** Start of Data provided **

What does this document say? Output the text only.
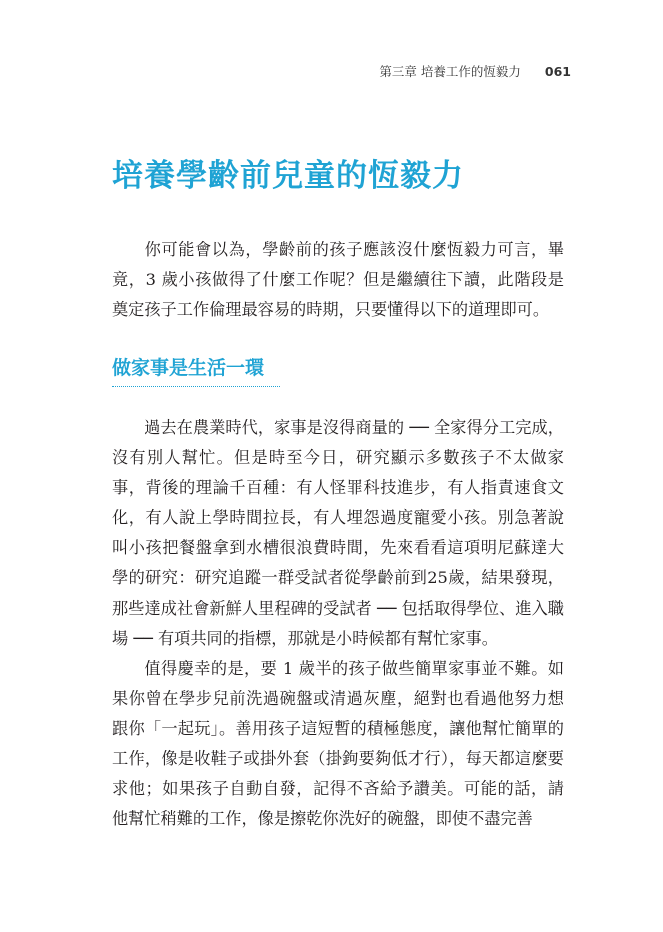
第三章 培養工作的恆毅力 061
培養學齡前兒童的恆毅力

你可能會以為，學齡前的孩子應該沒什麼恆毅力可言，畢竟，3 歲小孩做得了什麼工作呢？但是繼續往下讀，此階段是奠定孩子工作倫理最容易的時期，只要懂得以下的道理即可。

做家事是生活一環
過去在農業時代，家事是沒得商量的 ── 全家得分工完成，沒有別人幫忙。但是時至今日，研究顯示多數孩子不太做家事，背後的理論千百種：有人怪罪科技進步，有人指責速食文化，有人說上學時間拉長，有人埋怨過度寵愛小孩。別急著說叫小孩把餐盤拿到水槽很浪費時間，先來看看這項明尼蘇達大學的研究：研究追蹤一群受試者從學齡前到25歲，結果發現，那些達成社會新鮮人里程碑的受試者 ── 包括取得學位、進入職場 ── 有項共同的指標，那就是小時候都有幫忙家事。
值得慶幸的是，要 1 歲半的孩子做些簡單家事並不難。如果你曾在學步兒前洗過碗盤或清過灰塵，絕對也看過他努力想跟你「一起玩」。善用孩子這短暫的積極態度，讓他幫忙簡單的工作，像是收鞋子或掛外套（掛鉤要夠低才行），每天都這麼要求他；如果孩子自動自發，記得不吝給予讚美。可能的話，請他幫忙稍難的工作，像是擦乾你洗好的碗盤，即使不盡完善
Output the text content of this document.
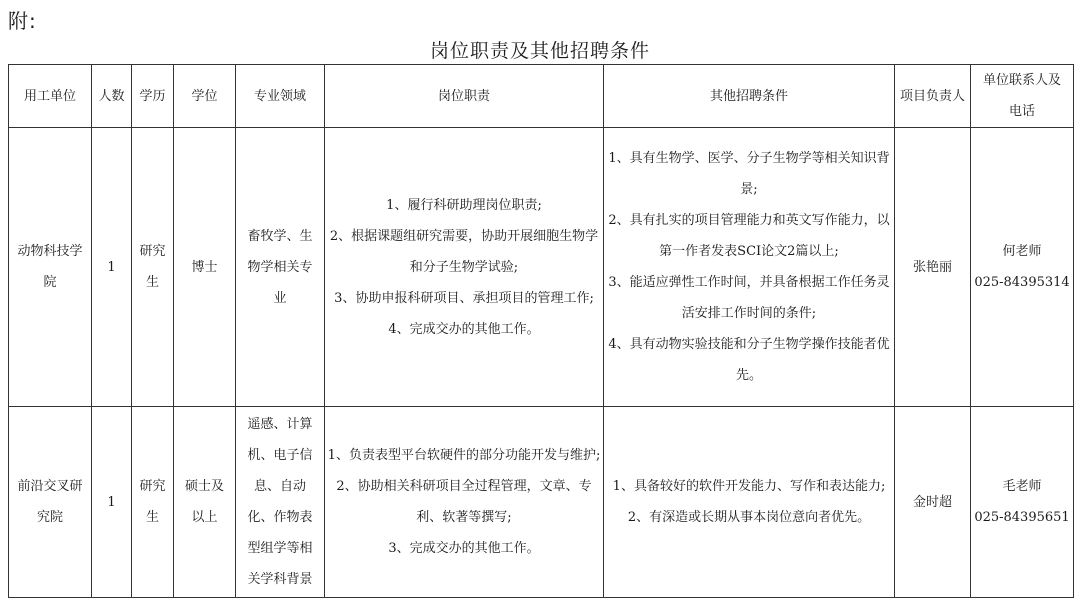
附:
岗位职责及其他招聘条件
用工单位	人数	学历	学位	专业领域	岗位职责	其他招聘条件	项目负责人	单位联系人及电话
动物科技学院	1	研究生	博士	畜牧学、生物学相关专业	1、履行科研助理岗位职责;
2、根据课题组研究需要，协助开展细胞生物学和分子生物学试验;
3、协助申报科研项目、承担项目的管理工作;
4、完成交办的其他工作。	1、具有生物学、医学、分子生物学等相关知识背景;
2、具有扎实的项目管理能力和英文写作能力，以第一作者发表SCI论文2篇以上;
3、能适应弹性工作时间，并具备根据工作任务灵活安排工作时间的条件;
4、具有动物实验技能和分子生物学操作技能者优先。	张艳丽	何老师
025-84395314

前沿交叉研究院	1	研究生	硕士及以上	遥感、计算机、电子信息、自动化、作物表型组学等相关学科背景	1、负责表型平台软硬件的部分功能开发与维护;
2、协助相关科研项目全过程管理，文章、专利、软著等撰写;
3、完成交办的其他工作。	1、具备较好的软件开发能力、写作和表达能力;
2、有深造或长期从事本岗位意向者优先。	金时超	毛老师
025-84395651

** End of Data provided **

_Stated goal:_ Using the material above, copy every line in which the string "document" occurs.

_Written answer:_
What does this document say? Output the text only.
Output the text content of this document.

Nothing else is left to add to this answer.